Given entries —
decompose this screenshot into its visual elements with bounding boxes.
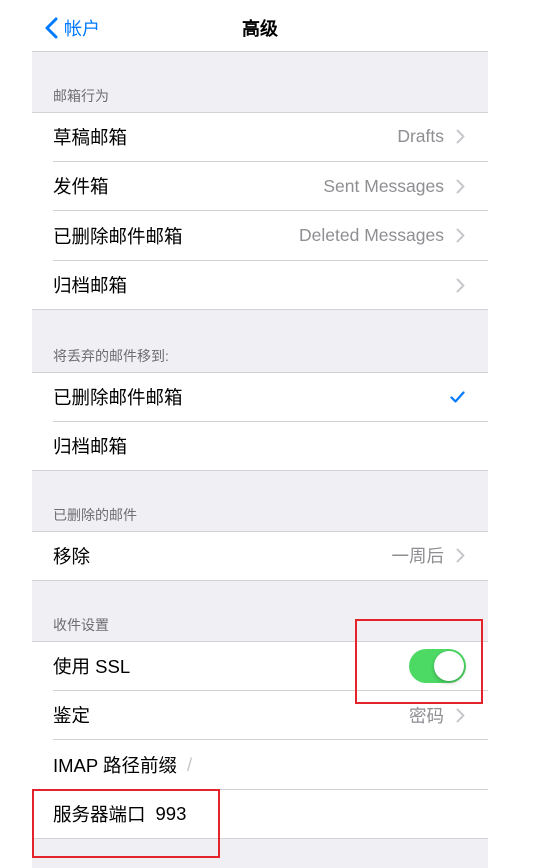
mailbox-behaviors-group: 草稿邮箱 Drafts 发件箱 Sent Messages 已删除邮件邮箱 De… [32, 112, 488, 310]
row-label-deleted-mailbox: 已删除邮件邮箱 [53, 225, 183, 247]
row-label-archive-mailbox: 归档邮箱 [53, 275, 128, 297]
row-authentication[interactable]: 鉴定 密码 [32, 691, 488, 741]
row-label-move-to-archive-mailbox: 归档邮箱 [53, 436, 128, 458]
section-header-move-discarded-to: 将丢弃的邮件移到: [53, 348, 169, 364]
row-value-remove: 一周后 [391, 546, 445, 567]
row-archive-mailbox[interactable]: 归档邮箱 [32, 261, 488, 311]
row-sent-mailbox[interactable]: 发件箱 Sent Messages [32, 162, 488, 212]
row-label-server-port: 服务器端口 [53, 804, 146, 826]
row-label-imap-path-prefix: IMAP 路径前缀 [53, 754, 178, 776]
row-label-remove: 移除 [53, 545, 91, 567]
chevron-right-icon [456, 278, 465, 293]
incoming-settings-group: 使用 SSL 鉴定 密码 IMAP 路径前缀 服务器端口 [32, 641, 488, 839]
row-drafts-mailbox[interactable]: 草稿邮箱 Drafts [32, 112, 488, 162]
section-header-incoming-settings: 收件设置 [53, 617, 109, 633]
server-port-input[interactable] [155, 799, 465, 830]
navigation-bar: 帐户 高级 [32, 0, 488, 52]
row-label-move-to-deleted-mailbox: 已删除邮件邮箱 [53, 386, 183, 408]
row-move-to-archive-mailbox[interactable]: 归档邮箱 [32, 422, 488, 472]
section-header-mailbox-behaviors: 邮箱行为 [53, 88, 109, 104]
row-imap-path-prefix: IMAP 路径前缀 [32, 740, 488, 790]
chevron-right-icon [456, 129, 465, 144]
back-button-label: 帐户 [64, 18, 100, 39]
row-label-authentication: 鉴定 [53, 705, 91, 727]
row-value-sent-mailbox: Sent Messages [323, 175, 444, 196]
toggle-knob [434, 650, 464, 681]
back-button[interactable]: 帐户 [45, 0, 100, 52]
row-label-drafts-mailbox: 草稿邮箱 [53, 126, 128, 148]
row-deleted-mailbox[interactable]: 已删除邮件邮箱 Deleted Messages [32, 211, 488, 261]
row-use-ssl: 使用 SSL [32, 641, 488, 691]
imap-path-prefix-input[interactable] [187, 749, 465, 780]
section-header-deleted-messages: 已删除的邮件 [53, 507, 137, 523]
row-value-authentication: 密码 [409, 705, 444, 726]
ssl-toggle[interactable] [409, 648, 466, 683]
chevron-left-icon [45, 17, 58, 38]
chevron-right-icon [456, 228, 465, 243]
move-discarded-group: 已删除邮件邮箱 归档邮箱 [32, 372, 488, 471]
row-label-use-ssl: 使用 SSL [53, 655, 131, 677]
row-move-to-deleted-mailbox[interactable]: 已删除邮件邮箱 [32, 372, 488, 422]
page-title: 高级 [242, 18, 278, 39]
deleted-messages-group: 移除 一周后 [32, 531, 488, 581]
row-server-port: 服务器端口 [32, 790, 488, 840]
row-remove-deleted-messages[interactable]: 移除 一周后 [32, 531, 488, 581]
chevron-right-icon [456, 179, 465, 194]
row-value-deleted-mailbox: Deleted Messages [299, 225, 444, 246]
chevron-right-icon [456, 708, 465, 723]
advanced-settings-panel: 帐户 高级 邮箱行为 草稿邮箱 Drafts 发件箱 Sent Messages… [32, 0, 488, 868]
row-label-sent-mailbox: 发件箱 [53, 176, 109, 198]
row-value-drafts-mailbox: Drafts [397, 126, 444, 147]
chevron-right-icon [456, 548, 465, 563]
checkmark-icon [450, 391, 465, 403]
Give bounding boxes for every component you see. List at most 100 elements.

Stated problem — Reproduce all of the entries above verbatim, omitting the pictures from your answer.

Final result —
decompose this screenshot into its visual elements with bounding boxes.
mailbox-behaviors-group: 草稿邮箱 Drafts 发件箱 Sent Messages 已删除邮件邮箱 De… [32, 112, 488, 310]
row-label-deleted-mailbox: 已删除邮件邮箱 [53, 225, 183, 247]
row-label-archive-mailbox: 归档邮箱 [53, 275, 128, 297]
row-authentication[interactable]: 鉴定 密码 [32, 691, 488, 741]
row-label-move-to-archive-mailbox: 归档邮箱 [53, 436, 128, 458]
section-header-move-discarded-to: 将丢弃的邮件移到: [53, 348, 169, 364]
row-value-remove: 一周后 [391, 546, 445, 567]
row-archive-mailbox[interactable]: 归档邮箱 [32, 261, 488, 311]
row-sent-mailbox[interactable]: 发件箱 Sent Messages [32, 162, 488, 212]
row-label-server-port: 服务器端口 [53, 804, 146, 826]
row-label-imap-path-prefix: IMAP 路径前缀 [53, 754, 178, 776]
row-label-remove: 移除 [53, 545, 91, 567]
chevron-right-icon [456, 278, 465, 293]
incoming-settings-group: 使用 SSL 鉴定 密码 IMAP 路径前缀 服务器端口 [32, 641, 488, 839]
row-drafts-mailbox[interactable]: 草稿邮箱 Drafts [32, 112, 488, 162]
section-header-incoming-settings: 收件设置 [53, 617, 109, 633]
server-port-input[interactable] [155, 799, 465, 830]
navigation-bar: 帐户 高级 [32, 0, 488, 52]
row-label-move-to-deleted-mailbox: 已删除邮件邮箱 [53, 386, 183, 408]
row-move-to-archive-mailbox[interactable]: 归档邮箱 [32, 422, 488, 472]
section-header-mailbox-behaviors: 邮箱行为 [53, 88, 109, 104]
row-imap-path-prefix: IMAP 路径前缀 [32, 740, 488, 790]
chevron-right-icon [456, 129, 465, 144]
back-button-label: 帐户 [64, 18, 100, 39]
row-label-authentication: 鉴定 [53, 705, 91, 727]
row-value-sent-mailbox: Sent Messages [323, 175, 444, 196]
toggle-knob [434, 650, 464, 681]
back-button[interactable]: 帐户 [45, 0, 100, 52]
row-label-drafts-mailbox: 草稿邮箱 [53, 126, 128, 148]
row-deleted-mailbox[interactable]: 已删除邮件邮箱 Deleted Messages [32, 211, 488, 261]
row-use-ssl: 使用 SSL [32, 641, 488, 691]
imap-path-prefix-input[interactable] [187, 749, 465, 780]
section-header-deleted-messages: 已删除的邮件 [53, 507, 137, 523]
row-value-authentication: 密码 [409, 705, 444, 726]
ssl-toggle[interactable] [409, 648, 466, 683]
chevron-left-icon [45, 17, 58, 38]
chevron-right-icon [456, 228, 465, 243]
move-discarded-group: 已删除邮件邮箱 归档邮箱 [32, 372, 488, 471]
row-label-use-ssl: 使用 SSL [53, 655, 131, 677]
row-move-to-deleted-mailbox[interactable]: 已删除邮件邮箱 [32, 372, 488, 422]
page-title: 高级 [242, 18, 278, 39]
deleted-messages-group: 移除 一周后 [32, 531, 488, 581]
row-server-port: 服务器端口 [32, 790, 488, 840]
row-remove-deleted-messages[interactable]: 移除 一周后 [32, 531, 488, 581]
chevron-right-icon [456, 179, 465, 194]
row-value-deleted-mailbox: Deleted Messages [299, 225, 444, 246]
chevron-right-icon [456, 708, 465, 723]
advanced-settings-panel: 帐户 高级 邮箱行为 草稿邮箱 Drafts 发件箱 Sent Messages… [32, 0, 488, 868]
row-label-sent-mailbox: 发件箱 [53, 176, 109, 198]
row-value-drafts-mailbox: Drafts [397, 126, 444, 147]
chevron-right-icon [456, 548, 465, 563]
checkmark-icon [450, 391, 465, 403]
Give bounding boxes for every component you see. List at most 100 elements.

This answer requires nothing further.